> **What the task requires**
Output the lines that follow exactly as they are.

Excerpt from a dataset
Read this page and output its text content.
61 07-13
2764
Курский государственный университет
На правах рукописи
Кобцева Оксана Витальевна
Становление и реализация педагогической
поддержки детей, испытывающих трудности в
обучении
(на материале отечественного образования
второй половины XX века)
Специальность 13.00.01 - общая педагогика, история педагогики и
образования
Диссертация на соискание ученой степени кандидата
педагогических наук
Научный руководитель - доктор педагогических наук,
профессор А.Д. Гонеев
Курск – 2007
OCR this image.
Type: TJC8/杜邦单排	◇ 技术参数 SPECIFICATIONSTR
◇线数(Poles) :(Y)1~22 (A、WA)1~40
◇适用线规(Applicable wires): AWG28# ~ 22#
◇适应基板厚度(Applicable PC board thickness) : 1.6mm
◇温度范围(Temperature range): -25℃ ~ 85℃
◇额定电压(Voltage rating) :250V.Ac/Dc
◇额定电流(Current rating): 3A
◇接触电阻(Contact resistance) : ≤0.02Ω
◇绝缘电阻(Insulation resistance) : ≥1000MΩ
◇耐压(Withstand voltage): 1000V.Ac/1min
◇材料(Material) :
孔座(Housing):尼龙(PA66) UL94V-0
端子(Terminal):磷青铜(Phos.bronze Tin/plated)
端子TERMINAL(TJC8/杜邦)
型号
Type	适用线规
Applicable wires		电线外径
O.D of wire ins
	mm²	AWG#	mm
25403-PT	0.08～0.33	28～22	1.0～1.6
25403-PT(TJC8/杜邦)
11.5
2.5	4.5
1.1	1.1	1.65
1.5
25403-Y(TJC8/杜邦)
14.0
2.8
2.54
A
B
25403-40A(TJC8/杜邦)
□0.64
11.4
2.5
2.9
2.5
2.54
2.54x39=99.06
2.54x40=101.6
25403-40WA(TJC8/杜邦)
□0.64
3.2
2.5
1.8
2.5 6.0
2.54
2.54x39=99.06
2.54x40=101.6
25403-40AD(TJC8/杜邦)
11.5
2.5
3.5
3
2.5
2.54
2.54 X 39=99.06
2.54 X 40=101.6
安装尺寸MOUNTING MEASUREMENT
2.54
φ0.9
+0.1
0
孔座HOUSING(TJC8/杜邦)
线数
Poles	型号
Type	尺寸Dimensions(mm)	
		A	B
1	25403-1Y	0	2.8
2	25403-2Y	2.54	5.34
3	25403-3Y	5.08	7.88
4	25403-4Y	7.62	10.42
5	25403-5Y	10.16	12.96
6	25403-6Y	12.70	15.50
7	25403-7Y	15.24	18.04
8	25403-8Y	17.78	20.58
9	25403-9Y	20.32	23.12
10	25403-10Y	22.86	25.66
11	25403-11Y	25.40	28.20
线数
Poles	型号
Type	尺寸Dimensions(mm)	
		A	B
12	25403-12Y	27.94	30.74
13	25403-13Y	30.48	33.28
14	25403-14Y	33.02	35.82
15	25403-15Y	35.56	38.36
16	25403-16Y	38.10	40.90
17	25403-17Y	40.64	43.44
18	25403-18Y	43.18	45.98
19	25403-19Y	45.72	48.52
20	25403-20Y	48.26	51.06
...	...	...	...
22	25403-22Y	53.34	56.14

> **Reply**
Read this page and output its text content.
61 07-13
2764
Курский государственный университет
На правах рукописи
Кобцева Оксана Витальевна
Становление и реализация педагогической
поддержки детей, испытывающих трудности в
обучении
(на материале отечественного образования
второй половины XX века)
Специальность 13.00.01 - общая педагогика, история педагогики и
образования
Диссертация на соискание ученой степени кандидата
педагогических наук
Научный руководитель - доктор педагогических наук,
профессор А.Д. Гонеев
Курск – 2007
OCR this image.
Type: TJC8/杜邦单排	◇ 技术参数 SPECIFICATIONSTR
◇线数(Poles) :(Y)1~22 (A、WA)1~40
◇适用线规(Applicable wires): AWG28# ~ 22#
◇适应基板厚度(Applicable PC board thickness) : 1.6mm
◇温度范围(Temperature range): -25℃ ~ 85℃
◇额定电压(Voltage rating) :250V.Ac/Dc
◇额定电流(Current rating): 3A
◇接触电阻(Contact resistance) : ≤0.02Ω
◇绝缘电阻(Insulation resistance) : ≥1000MΩ
◇耐压(Withstand voltage): 1000V.Ac/1min
◇材料(Material) :
孔座(Housing):尼龙(PA66) UL94V-0
端子(Terminal):磷青铜(Phos.bronze Tin/plated)
端子TERMINAL(TJC8/杜邦)
型号
Type	适用线规
Applicable wires		电线外径
O.D of wire ins
	mm²	AWG#	mm
25403-PT	0.08～0.33	28～22	1.0～1.6
25403-PT(TJC8/杜邦)
11.5
2.5	4.5
1.1	1.1	1.65
1.5
25403-Y(TJC8/杜邦)
14.0
2.8
2.54
A
B
25403-40A(TJC8/杜邦)
□0.64
11.4
2.5
2.9
2.5
2.54
2.54x39=99.06
2.54x40=101.6
25403-40WA(TJC8/杜邦)
□0.64
3.2
2.5
1.8
2.5 6.0
2.54
2.54x39=99.06
2.54x40=101.6
25403-40AD(TJC8/杜邦)
11.5
2.5
3.5
3
2.5
2.54
2.54 X 39=99.06
2.54 X 40=101.6
安装尺寸MOUNTING MEASUREMENT
2.54
φ0.9
+0.1
0
孔座HOUSING(TJC8/杜邦)
线数
Poles	型号
Type	尺寸Dimensions(mm)	
		A	B
1	25403-1Y	0	2.8
2	25403-2Y	2.54	5.34
3	25403-3Y	5.08	7.88
4	25403-4Y	7.62	10.42
5	25403-5Y	10.16	12.96
6	25403-6Y	12.70	15.50
7	25403-7Y	15.24	18.04
8	25403-8Y	17.78	20.58
9	25403-9Y	20.32	23.12
10	25403-10Y	22.86	25.66
11	25403-11Y	25.40	28.20
线数
Poles	型号
Type	尺寸Dimensions(mm)	
		A	B
12	25403-12Y	27.94	30.74
13	25403-13Y	30.48	33.28
14	25403-14Y	33.02	35.82
15	25403-15Y	35.56	38.36
16	25403-16Y	38.10	40.90
17	25403-17Y	40.64	43.44
18	25403-18Y	43.18	45.98
19	25403-19Y	45.72	48.52
20	25403-20Y	48.26	51.06
...	...	...	...
22	25403-22Y	53.34	56.14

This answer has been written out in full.